╭──

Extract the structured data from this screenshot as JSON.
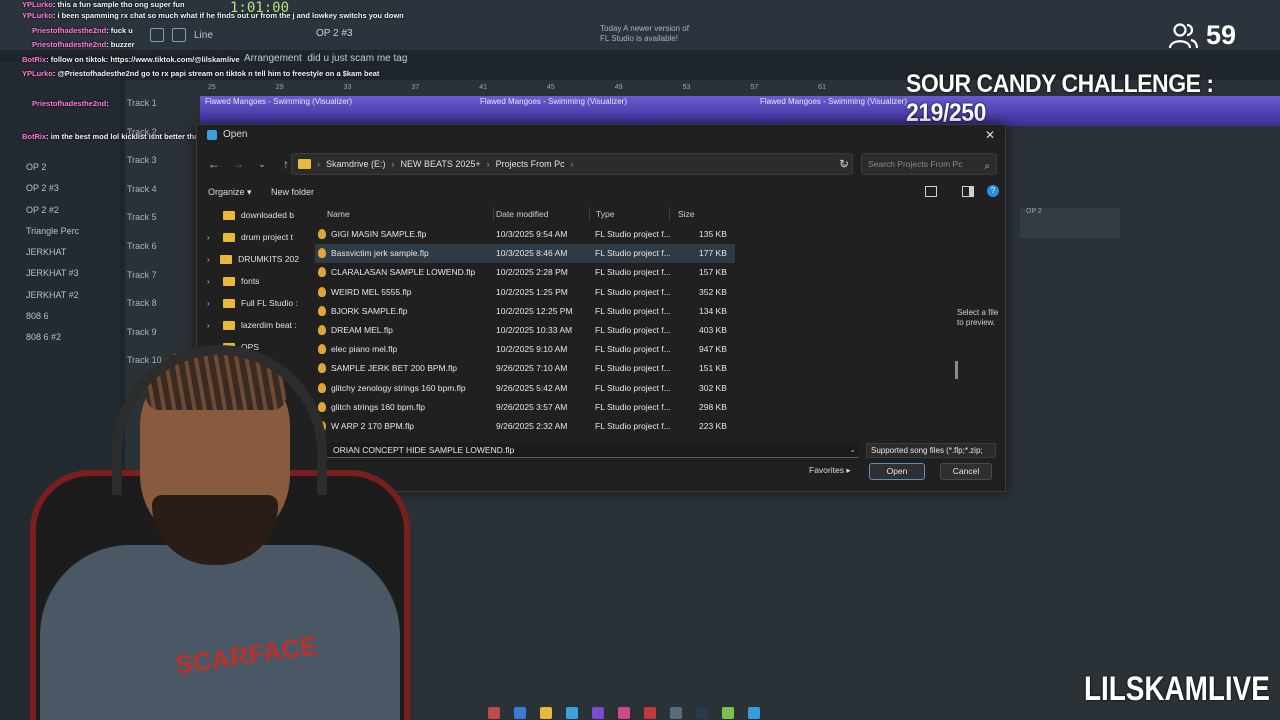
{
  "fl": {
    "tempo": "1:01:00",
    "pattern": "OP 2 #3",
    "line_mode": "Line",
    "arrangement": "Arrangement",
    "arrangement_msg": "did u just scam me tag",
    "news": "Today  A newer version of FL Studio is available!",
    "ruler": [
      "25",
      "29",
      "33",
      "37",
      "41",
      "45",
      "49",
      "53",
      "57",
      "61"
    ],
    "clip_label": "Flawed Mangoes - Swimming (Visualizer)",
    "tracks": [
      "Track 1",
      "Track 2",
      "Track 3",
      "Track 4",
      "Track 5",
      "Track 6",
      "Track 7",
      "Track 8",
      "Track 9",
      "Track 10"
    ],
    "channels": [
      "OP 2",
      "OP 2 #3",
      "OP 2 #2",
      "Triangle Perc",
      "JERKHAT",
      "JERKHAT #3",
      "JERKHAT #2",
      "808 6",
      "808 6 #2"
    ],
    "right_clip": "OP 2"
  },
  "chat": [
    {
      "user": "YPLurko",
      "text": "this a fun sample tho ong super fun"
    },
    {
      "user": "YPLurko",
      "text": "i been spamming rx chat so much what if he finds out ur from the j and lowkey switchs you down"
    },
    {
      "user": "Priestofhadesthe2nd",
      "text": "fuck u"
    },
    {
      "user": "Priestofhadesthe2nd",
      "text": "buzzer"
    },
    {
      "user": "BotRix",
      "text": "follow on tiktok: https://www.tiktok.com/@lilskamlive"
    },
    {
      "user": "YPLurko",
      "text": "@Priestofhadesthe2nd go to rx papi stream on tiktok n tell him to freestyle on a $kam beat"
    },
    {
      "user": "Priestofhadesthe2nd",
      "text": ""
    },
    {
      "user": "BotRix",
      "text": "im the best mod lol kicklist isnt better than me"
    }
  ],
  "overlay": {
    "viewers": "59",
    "challenge": "SOUR CANDY CHALLENGE : 219/250",
    "brand": "LILSKAMLIVE"
  },
  "dialog": {
    "title": "Open",
    "breadcrumb": [
      "Skamdrive (E:)",
      "NEW BEATS 2025+",
      "Projects From Pc"
    ],
    "search_placeholder": "Search Projects From Pc",
    "organize": "Organize",
    "new_folder": "New folder",
    "nav_items": [
      "downloaded b",
      "drum project t",
      "DRUMKITS 202",
      "fonts",
      "Full FL Studio :",
      "lazerdim beat :",
      "OPS"
    ],
    "columns": {
      "name": "Name",
      "date": "Date modified",
      "type": "Type",
      "size": "Size"
    },
    "files": [
      {
        "name": "GIGI MASIN SAMPLE.flp",
        "date": "10/3/2025 9:54 AM",
        "type": "FL Studio project f...",
        "size": "135 KB"
      },
      {
        "name": "Bassvictim jerk sample.flp",
        "date": "10/3/2025 8:46 AM",
        "type": "FL Studio project f...",
        "size": "177 KB"
      },
      {
        "name": "CLARALASAN SAMPLE LOWEND.flp",
        "date": "10/2/2025 2:28 PM",
        "type": "FL Studio project f...",
        "size": "157 KB"
      },
      {
        "name": "WEIRD MEL 5555.flp",
        "date": "10/2/2025 1:25 PM",
        "type": "FL Studio project f...",
        "size": "352 KB"
      },
      {
        "name": "BJORK SAMPLE.flp",
        "date": "10/2/2025 12:25 PM",
        "type": "FL Studio project f...",
        "size": "134 KB"
      },
      {
        "name": "DREAM MEL.flp",
        "date": "10/2/2025 10:33 AM",
        "type": "FL Studio project f...",
        "size": "403 KB"
      },
      {
        "name": "elec piano mel.flp",
        "date": "10/2/2025 9:10 AM",
        "type": "FL Studio project f...",
        "size": "947 KB"
      },
      {
        "name": "SAMPLE JERK BET 200 BPM.flp",
        "date": "9/26/2025 7:10 AM",
        "type": "FL Studio project f...",
        "size": "151 KB"
      },
      {
        "name": "glitchy zenology strings 160 bpm.flp",
        "date": "9/26/2025 5:42 AM",
        "type": "FL Studio project f...",
        "size": "302 KB"
      },
      {
        "name": "glitch strings 160 bpm.flp",
        "date": "9/26/2025 3:57 AM",
        "type": "FL Studio project f...",
        "size": "298 KB"
      },
      {
        "name": "W ARP 2 170 BPM.flp",
        "date": "9/26/2025 2:32 AM",
        "type": "FL Studio project f...",
        "size": "223 KB"
      }
    ],
    "preview_text": "Select a file to preview.",
    "file_name_value": "ORIAN CONCEPT HIDE SAMPLE LOWEND.flp",
    "file_type": "Supported song files (*.flp;*.zip;",
    "favorites": "Favorites",
    "open_button": "Open",
    "cancel_button": "Cancel"
  },
  "webcam": {
    "hoodie_text": "SCARFACE"
  },
  "colors": {
    "accent": "#2a8ee0",
    "folder": "#e8b93c",
    "overlay_text": "#ffffff"
  }
}
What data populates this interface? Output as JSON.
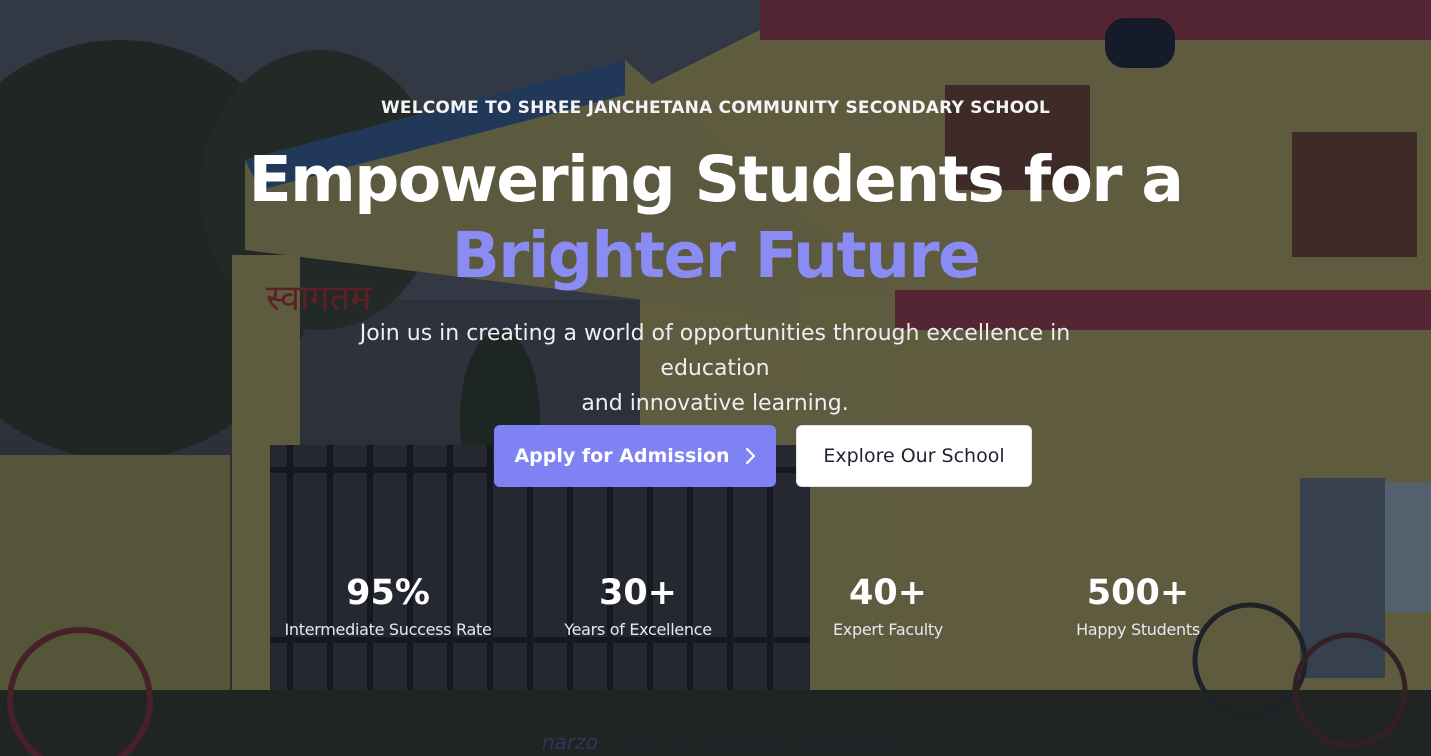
{
  "hero": {
    "eyebrow": "WELCOME TO SHREE JANCHETANA COMMUNITY SECONDARY SCHOOL",
    "title_line1": "Empowering Students for a",
    "title_accent": "Brighter Future",
    "subtitle_line1": "Join us in creating a world of opportunities through excellence in education",
    "subtitle_line2": "and innovative learning.",
    "accent_color": "#8a8cf4"
  },
  "buttons": {
    "primary_label": "Apply for Admission",
    "primary_icon": "chevron-right-icon",
    "secondary_label": "Explore Our School"
  },
  "stats": [
    {
      "value": "95%",
      "label": "Intermediate Success Rate"
    },
    {
      "value": "30+",
      "label": "Years of Excellence"
    },
    {
      "value": "40+",
      "label": "Expert Faculty"
    },
    {
      "value": "500+",
      "label": "Happy Students"
    }
  ],
  "photo": {
    "gate_text_vertical": "स्वागतम",
    "watermark_brand": "narzo",
    "watermark_text": "Shot by Dharmpal chaudhary"
  }
}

╰──

**PROBLEM STATEMENT:**
Select every line of the material above holding the word "Students" and copy it.

**TASK OUTPUT:**
    "title_line1": "Empowering Students for a",
      "label": "Happy Students"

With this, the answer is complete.